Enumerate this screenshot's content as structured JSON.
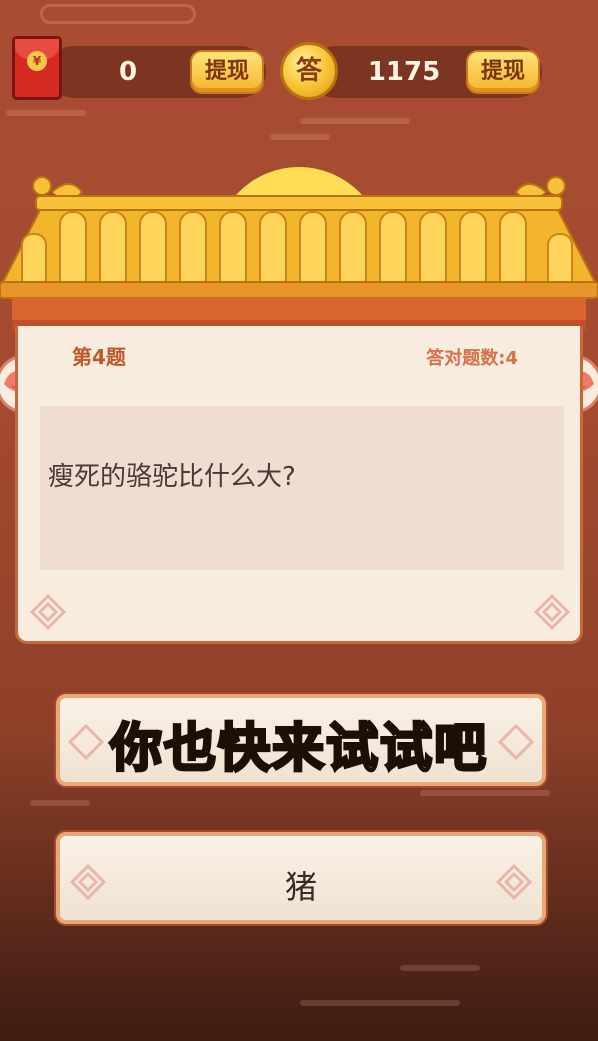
{
  "header": {
    "red_packet_amount": "0",
    "withdraw_label_1": "提现",
    "coin_glyph": "答",
    "coin_amount": "1175",
    "withdraw_label_2": "提现",
    "red_packet_glyph": "¥"
  },
  "question": {
    "number_label": "第4题",
    "answered_count_label": "答对题数:4",
    "text": "瘦死的骆驼比什么大?"
  },
  "answers": [
    {
      "label": "你也快来试试吧"
    },
    {
      "label": "猪"
    }
  ],
  "overlay_caption": "你也快来试试吧",
  "colors": {
    "background": "#a84d32",
    "accent_gold": "#f5c230",
    "panel": "#f7ecdd",
    "overlay_text": "#ffdf2e"
  }
}
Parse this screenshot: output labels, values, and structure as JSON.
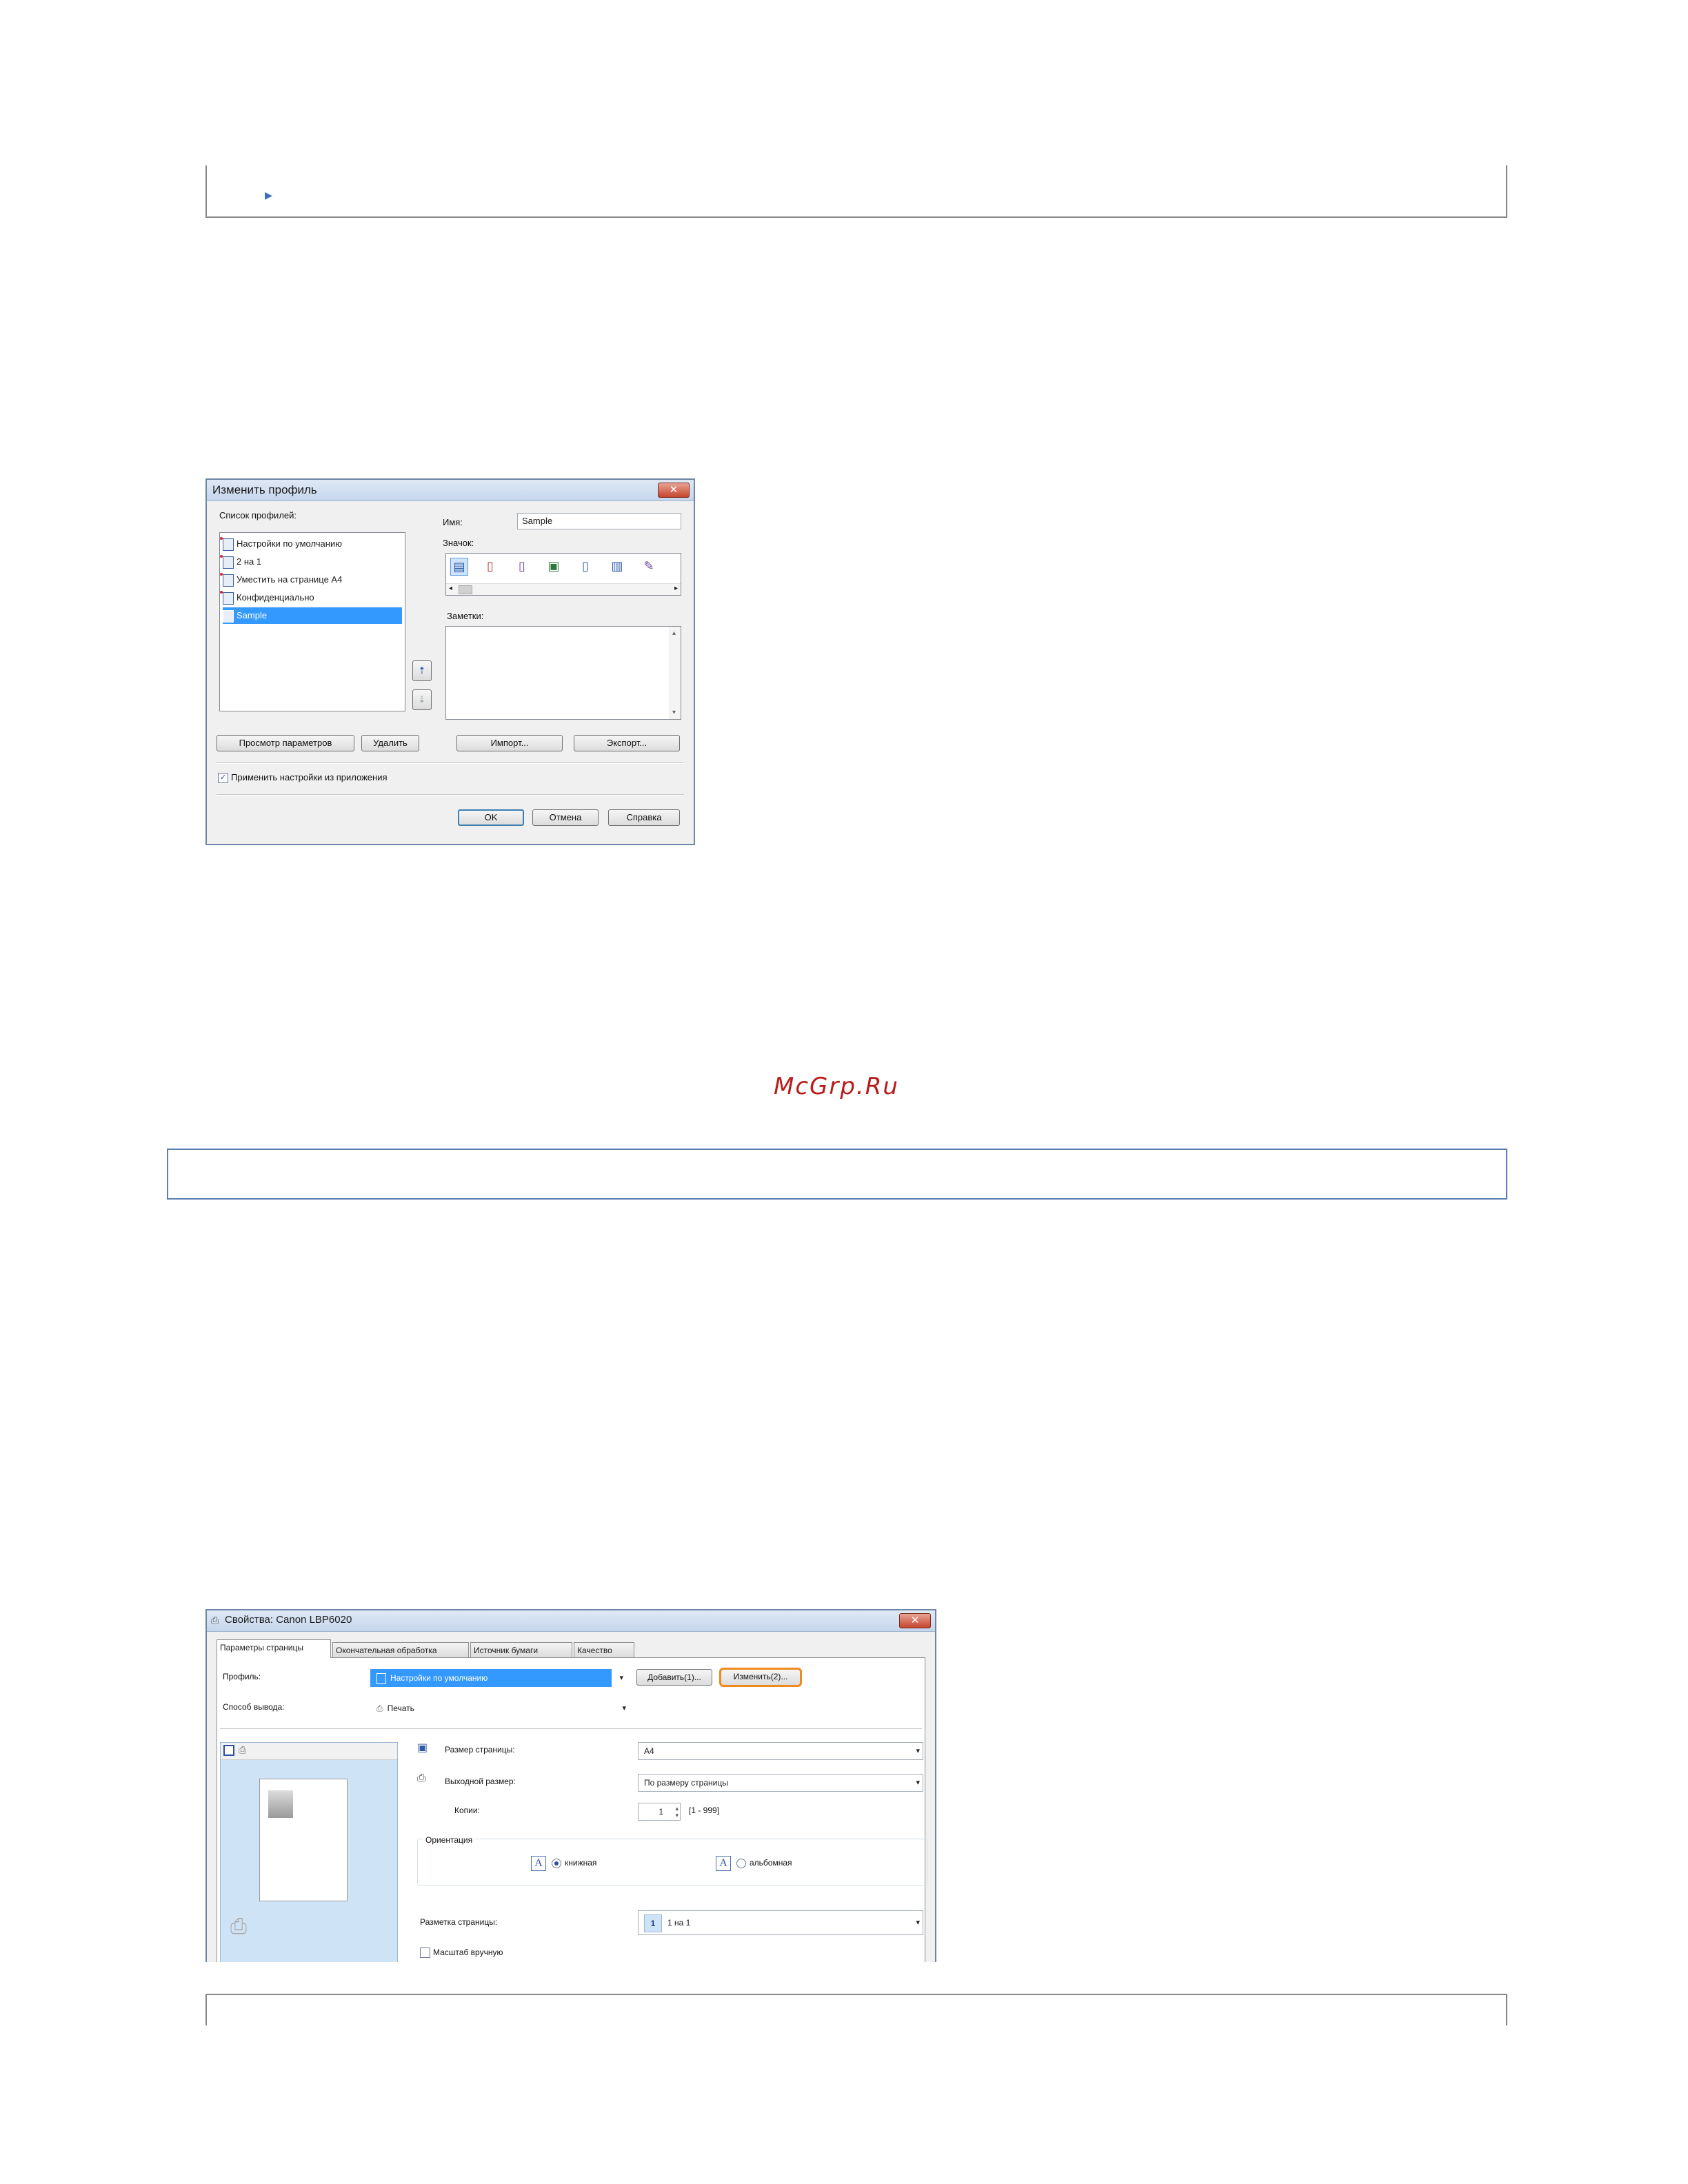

********

Task requirements
Transcribe the material as is, with images omitted.

Full response
Enumerate this screenshot's content as structured JSON.
{
  "header": {
    "red_packet_amount": "0",
    "withdraw_label_1": "提现",
    "coin_glyph": "答",
    "coin_amount": "1175",
    "withdraw_label_2": "提现",
    "red_packet_glyph": "¥"
  },
  "question": {
    "number_label": "第4题",
    "answered_count_label": "答对题数:4",
    "text": "瘦死的骆驼比什么大?"
  },
  "answers": [
    {
      "label": "你也快来试试吧"
    },
    {
      "label": "猪"
    }
  ],
  "overlay_caption": "你也快来试试吧",
  "colors": {
    "background": "#a84d32",
    "accent_gold": "#f5c230",
    "panel": "#f7ecdd",
    "overlay_text": "#ffdf2e"
  }
}
Parse this screenshot: output labels, values, and structure as JSON.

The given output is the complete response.